DIRECTIONS:
Within the material below, find each line bearing the word "performance" and present it.
◇ ◇ ◇ ◇
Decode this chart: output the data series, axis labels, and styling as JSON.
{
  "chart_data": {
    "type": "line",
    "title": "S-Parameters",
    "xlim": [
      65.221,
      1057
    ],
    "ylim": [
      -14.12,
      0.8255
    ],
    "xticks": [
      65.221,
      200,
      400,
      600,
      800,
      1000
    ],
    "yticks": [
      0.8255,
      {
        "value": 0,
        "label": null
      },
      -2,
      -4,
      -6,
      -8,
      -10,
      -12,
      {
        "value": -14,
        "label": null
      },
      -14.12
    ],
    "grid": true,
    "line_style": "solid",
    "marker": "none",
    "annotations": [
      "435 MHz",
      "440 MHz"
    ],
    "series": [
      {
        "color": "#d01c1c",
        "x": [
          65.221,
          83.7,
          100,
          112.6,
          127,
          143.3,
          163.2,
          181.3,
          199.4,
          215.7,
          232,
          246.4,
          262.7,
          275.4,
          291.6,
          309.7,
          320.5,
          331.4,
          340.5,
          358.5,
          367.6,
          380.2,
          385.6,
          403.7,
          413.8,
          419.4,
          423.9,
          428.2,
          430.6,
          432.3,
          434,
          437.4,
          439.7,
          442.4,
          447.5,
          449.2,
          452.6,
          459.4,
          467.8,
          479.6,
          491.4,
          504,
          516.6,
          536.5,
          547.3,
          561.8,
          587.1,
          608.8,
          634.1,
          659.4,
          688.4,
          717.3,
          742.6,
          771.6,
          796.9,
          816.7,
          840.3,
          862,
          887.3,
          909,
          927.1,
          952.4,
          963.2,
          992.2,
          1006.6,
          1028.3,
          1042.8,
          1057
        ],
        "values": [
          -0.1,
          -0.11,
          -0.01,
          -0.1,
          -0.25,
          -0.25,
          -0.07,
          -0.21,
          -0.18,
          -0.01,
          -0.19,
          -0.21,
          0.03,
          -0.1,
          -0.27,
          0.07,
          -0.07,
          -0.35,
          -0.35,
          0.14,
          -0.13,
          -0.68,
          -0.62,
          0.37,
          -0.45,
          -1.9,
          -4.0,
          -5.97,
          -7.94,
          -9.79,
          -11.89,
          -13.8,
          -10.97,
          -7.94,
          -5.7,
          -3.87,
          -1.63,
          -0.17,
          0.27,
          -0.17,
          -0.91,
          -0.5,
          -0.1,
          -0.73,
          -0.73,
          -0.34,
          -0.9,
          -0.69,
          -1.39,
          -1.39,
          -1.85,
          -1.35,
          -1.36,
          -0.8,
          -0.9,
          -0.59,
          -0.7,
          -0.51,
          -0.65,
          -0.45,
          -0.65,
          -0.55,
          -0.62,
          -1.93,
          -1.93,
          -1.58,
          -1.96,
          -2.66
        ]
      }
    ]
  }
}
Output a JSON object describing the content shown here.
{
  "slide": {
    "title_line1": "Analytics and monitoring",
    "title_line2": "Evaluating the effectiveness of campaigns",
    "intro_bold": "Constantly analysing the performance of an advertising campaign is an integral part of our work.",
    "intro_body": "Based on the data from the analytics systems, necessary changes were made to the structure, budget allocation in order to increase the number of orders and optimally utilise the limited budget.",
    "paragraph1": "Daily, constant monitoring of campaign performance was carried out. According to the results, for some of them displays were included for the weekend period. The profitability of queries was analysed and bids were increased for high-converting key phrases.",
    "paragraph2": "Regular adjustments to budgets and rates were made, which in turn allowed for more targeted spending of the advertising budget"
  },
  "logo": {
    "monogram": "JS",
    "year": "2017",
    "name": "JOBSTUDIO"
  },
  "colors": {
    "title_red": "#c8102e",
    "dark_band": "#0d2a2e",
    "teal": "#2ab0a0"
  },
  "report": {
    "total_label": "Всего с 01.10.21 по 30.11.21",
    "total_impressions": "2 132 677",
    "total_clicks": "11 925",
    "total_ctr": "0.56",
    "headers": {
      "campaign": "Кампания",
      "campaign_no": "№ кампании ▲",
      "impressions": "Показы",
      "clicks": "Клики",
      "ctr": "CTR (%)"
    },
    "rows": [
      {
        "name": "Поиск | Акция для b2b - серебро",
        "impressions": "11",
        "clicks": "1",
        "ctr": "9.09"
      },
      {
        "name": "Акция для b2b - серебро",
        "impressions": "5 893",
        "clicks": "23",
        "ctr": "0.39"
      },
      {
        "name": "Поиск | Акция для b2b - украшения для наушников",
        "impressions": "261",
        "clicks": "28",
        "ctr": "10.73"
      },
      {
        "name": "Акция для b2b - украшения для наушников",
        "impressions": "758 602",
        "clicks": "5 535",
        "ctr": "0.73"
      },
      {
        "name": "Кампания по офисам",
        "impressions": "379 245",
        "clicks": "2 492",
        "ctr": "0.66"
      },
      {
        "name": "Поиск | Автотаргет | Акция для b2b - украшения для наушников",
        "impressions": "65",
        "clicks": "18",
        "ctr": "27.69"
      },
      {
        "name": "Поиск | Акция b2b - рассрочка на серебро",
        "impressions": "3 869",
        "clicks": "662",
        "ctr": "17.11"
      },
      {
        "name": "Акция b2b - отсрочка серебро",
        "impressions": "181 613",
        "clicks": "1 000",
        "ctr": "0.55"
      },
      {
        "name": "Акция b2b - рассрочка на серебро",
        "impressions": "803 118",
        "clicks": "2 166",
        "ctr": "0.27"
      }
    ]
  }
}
◇ ◇ ◇ ◇
FINAL ANSWER:
    "intro_bold": "Constantly analysing the performance of an advertising campaign is an integral part of our work.",
    "paragraph1": "Daily, constant monitoring of campaign performance was carried out. According to the results, for some of them displays were included for the weekend period. The profitability of queries was analysed and bids were increased for high-converting key phrases.",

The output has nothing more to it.